= The problem =
Nothing should differ between your output and the entries below.

= Given records =

▶

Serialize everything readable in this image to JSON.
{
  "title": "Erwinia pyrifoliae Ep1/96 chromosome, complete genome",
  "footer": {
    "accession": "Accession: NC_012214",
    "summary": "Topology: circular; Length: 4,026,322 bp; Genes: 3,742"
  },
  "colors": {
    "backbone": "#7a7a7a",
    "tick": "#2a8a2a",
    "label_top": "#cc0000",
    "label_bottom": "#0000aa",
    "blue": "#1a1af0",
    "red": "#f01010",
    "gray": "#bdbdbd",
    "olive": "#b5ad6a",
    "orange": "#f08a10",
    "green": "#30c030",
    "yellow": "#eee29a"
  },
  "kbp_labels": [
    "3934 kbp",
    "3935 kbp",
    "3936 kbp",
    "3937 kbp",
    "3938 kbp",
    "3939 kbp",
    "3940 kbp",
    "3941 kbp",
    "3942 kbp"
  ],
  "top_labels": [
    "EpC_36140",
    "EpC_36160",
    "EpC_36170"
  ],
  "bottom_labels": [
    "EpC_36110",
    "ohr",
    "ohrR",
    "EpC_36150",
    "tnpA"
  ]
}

◀

= Answer space =
Serialize everything readable in this image to JSON.
{
  "title": "Erwinia pyrifoliae Ep1/96 chromosome, complete genome",
  "footer": {
    "accession": "Accession: NC_012214",
    "summary": "Topology: circular; Length: 4,026,322 bp; Genes: 3,742"
  },
  "colors": {
    "backbone": "#7a7a7a",
    "tick": "#2a8a2a",
    "label_top": "#cc0000",
    "label_bottom": "#0000aa",
    "blue": "#1a1af0",
    "red": "#f01010",
    "gray": "#bdbdbd",
    "olive": "#b5ad6a",
    "orange": "#f08a10",
    "green": "#30c030",
    "yellow": "#eee29a"
  },
  "kbp_labels": [
    "3934 kbp",
    "3935 kbp",
    "3936 kbp",
    "3937 kbp",
    "3938 kbp",
    "3939 kbp",
    "3940 kbp",
    "3941 kbp",
    "3942 kbp"
  ],
  "top_labels": [
    "EpC_36140",
    "EpC_36160",
    "EpC_36170"
  ],
  "bottom_labels": [
    "EpC_36110",
    "ohr",
    "ohrR",
    "EpC_36150",
    "tnpA"
  ]
}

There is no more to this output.